- [Instructions for the task]:
Return all lines below containing the word "kingdom".

---- Entries provided

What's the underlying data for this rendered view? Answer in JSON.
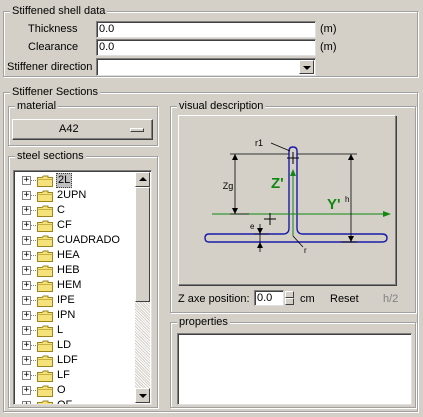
{
  "shell": {
    "title": "Stiffened shell data",
    "thickness_label": "Thickness",
    "thickness_value": "0.0",
    "thickness_unit": "(m)",
    "clearance_label": "Clearance",
    "clearance_value": "0.0",
    "clearance_unit": "(m)",
    "direction_label": "Stiffener direction",
    "direction_value": ""
  },
  "sections": {
    "title": "Stiffener Sections",
    "material_title": "material",
    "material_value": "A42",
    "steel_title": "steel sections",
    "steel_items": [
      "2L",
      "2UPN",
      "C",
      "CF",
      "CUADRADO",
      "HEA",
      "HEB",
      "HEM",
      "IPE",
      "IPN",
      "L",
      "LD",
      "LDF",
      "LF",
      "O",
      "OF"
    ],
    "selected_index": 0
  },
  "visual": {
    "title": "visual description",
    "labels": {
      "r1": "r1",
      "zg": "Zg",
      "z": "Z'",
      "y": "Y'",
      "e": "e",
      "h": "h",
      "r": "r"
    },
    "colors": {
      "outline": "#1a1aa8",
      "axis": "#118811",
      "dim": "#000000"
    },
    "z_axe_label": "Z axe position:",
    "z_axe_value": "0.0",
    "z_axe_unit": "cm",
    "reset_label": "Reset",
    "h2_label": "h/2"
  },
  "properties": {
    "title": "properties"
  }
}
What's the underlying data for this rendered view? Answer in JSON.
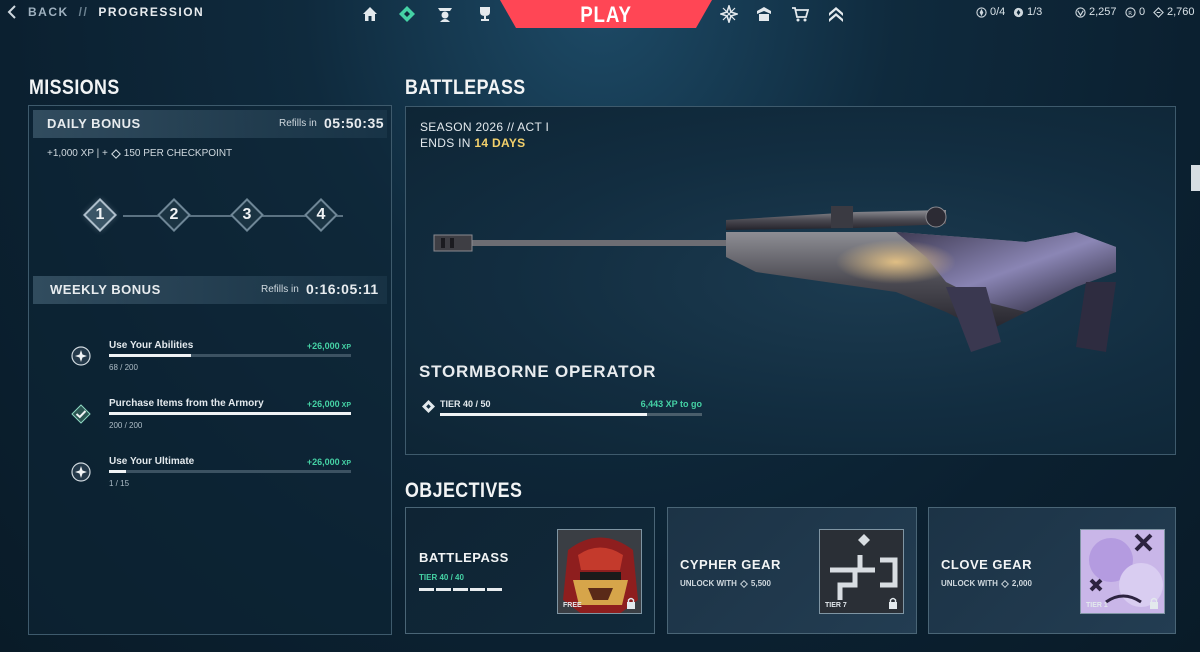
{
  "topbar": {
    "back_label": "BACK",
    "separator": "//",
    "crumb": "PROGRESSION",
    "play_label": "PLAY",
    "nav_left": [
      "home-icon",
      "battlepass-icon",
      "agents-icon",
      "trophy-icon"
    ],
    "nav_right": [
      "collection-icon",
      "social-icon",
      "store-icon",
      "rank-icon"
    ],
    "currencies": [
      {
        "icon": "radianite-icon",
        "value": "0/4"
      },
      {
        "icon": "kingdom-icon",
        "value": "1/3"
      },
      {
        "icon": "valorant-points-icon",
        "value": "2,257"
      },
      {
        "icon": "radianite-points-icon",
        "value": "0"
      },
      {
        "icon": "kingdom-credits-icon",
        "value": "2,760"
      }
    ]
  },
  "missions": {
    "heading": "MISSIONS",
    "daily": {
      "title": "DAILY BONUS",
      "refill_label": "Refills in",
      "timer": "05:50:35",
      "desc_left": "+1,000 XP | +",
      "desc_right": "150 PER CHECKPOINT",
      "checkpoints": [
        "1",
        "2",
        "3",
        "4"
      ]
    },
    "weekly": {
      "title": "WEEKLY BONUS",
      "refill_label": "Refills in",
      "timer": "0:16:05:11",
      "items": [
        {
          "name": "Use Your Abilities",
          "xp": "+26,000",
          "unit": "XP",
          "count": "68 / 200",
          "progress": 0.34,
          "icon": "sparkle-icon"
        },
        {
          "name": "Purchase Items from the Armory",
          "xp": "+26,000",
          "unit": "XP",
          "count": "200 / 200",
          "progress": 1.0,
          "icon": "check-icon"
        },
        {
          "name": "Use Your Ultimate",
          "xp": "+26,000",
          "unit": "XP",
          "count": "1 / 15",
          "progress": 0.07,
          "icon": "sparkle-icon"
        }
      ]
    }
  },
  "battlepass": {
    "heading": "BATTLEPASS",
    "season": "SEASON 2026 // ACT I",
    "ends_prefix": "ENDS IN",
    "ends_value": "14 DAYS",
    "item_name": "STORMBORNE OPERATOR",
    "tier_label": "TIER 40 / 50",
    "xp_to_go": "6,443 XP to go",
    "progress": 0.79
  },
  "objectives": {
    "heading": "OBJECTIVES",
    "cards": [
      {
        "title": "BATTLEPASS",
        "sub": "TIER 40 / 40",
        "tag": "FREE"
      },
      {
        "title": "CYPHER GEAR",
        "sub_prefix": "UNLOCK WITH",
        "sub_value": "5,500",
        "tag": "TIER 7"
      },
      {
        "title": "CLOVE GEAR",
        "sub_prefix": "UNLOCK WITH",
        "sub_value": "2,000",
        "tag": "TIER 1"
      }
    ]
  },
  "colors": {
    "accent_green": "#45d2a5",
    "play_red": "#ff4655",
    "highlight_gold": "#f3d06b"
  }
}
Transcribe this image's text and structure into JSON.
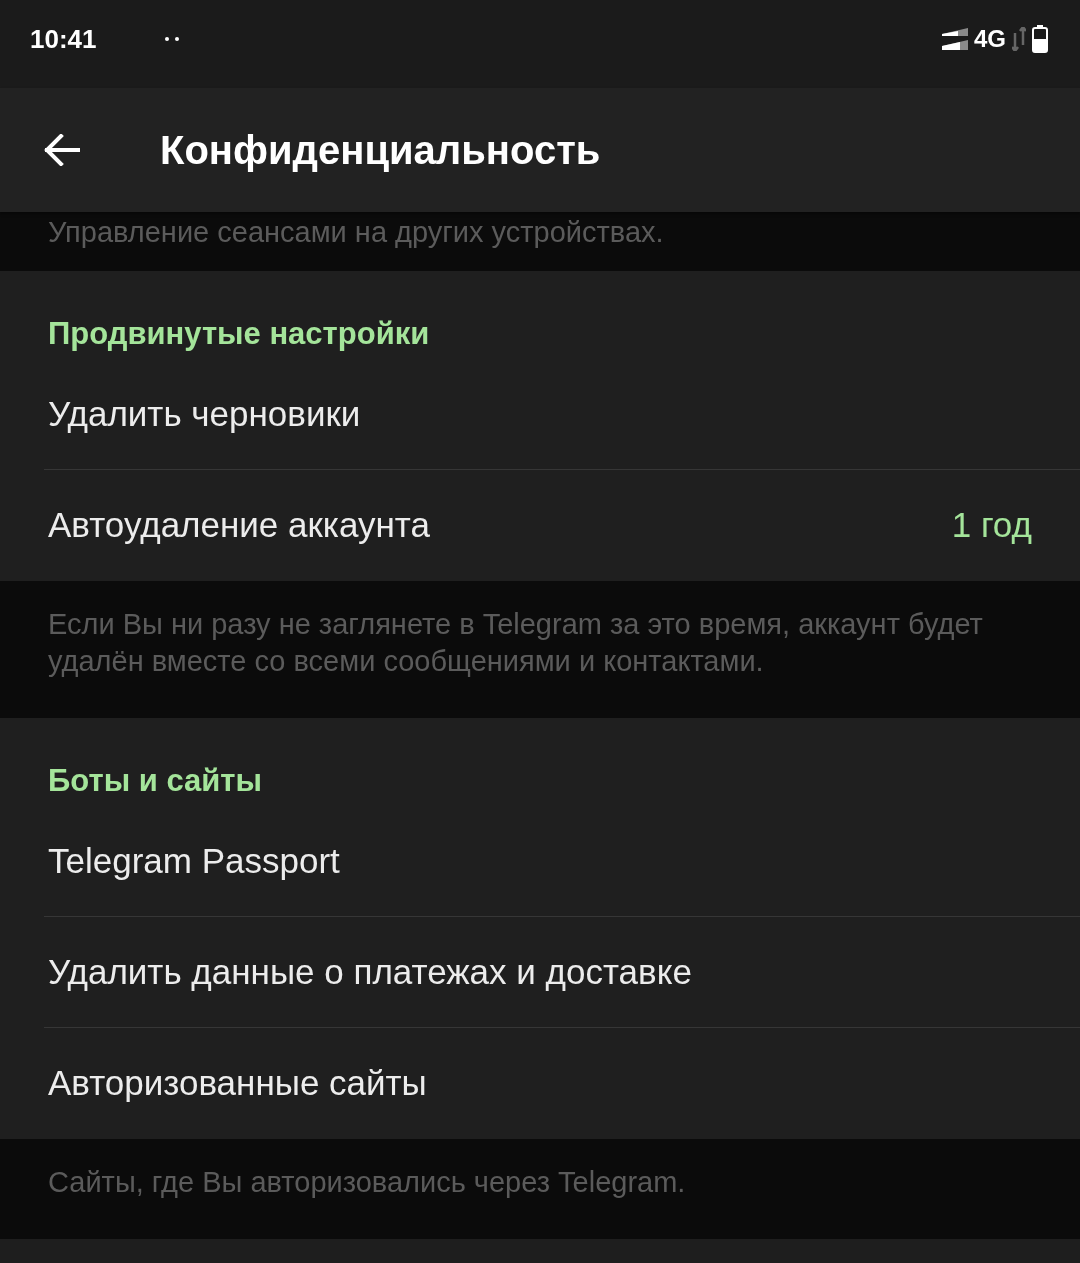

--------

- [Task answer]:
        "icon": "kingdom-icon",
        "icon": "kingdom-credits-icon",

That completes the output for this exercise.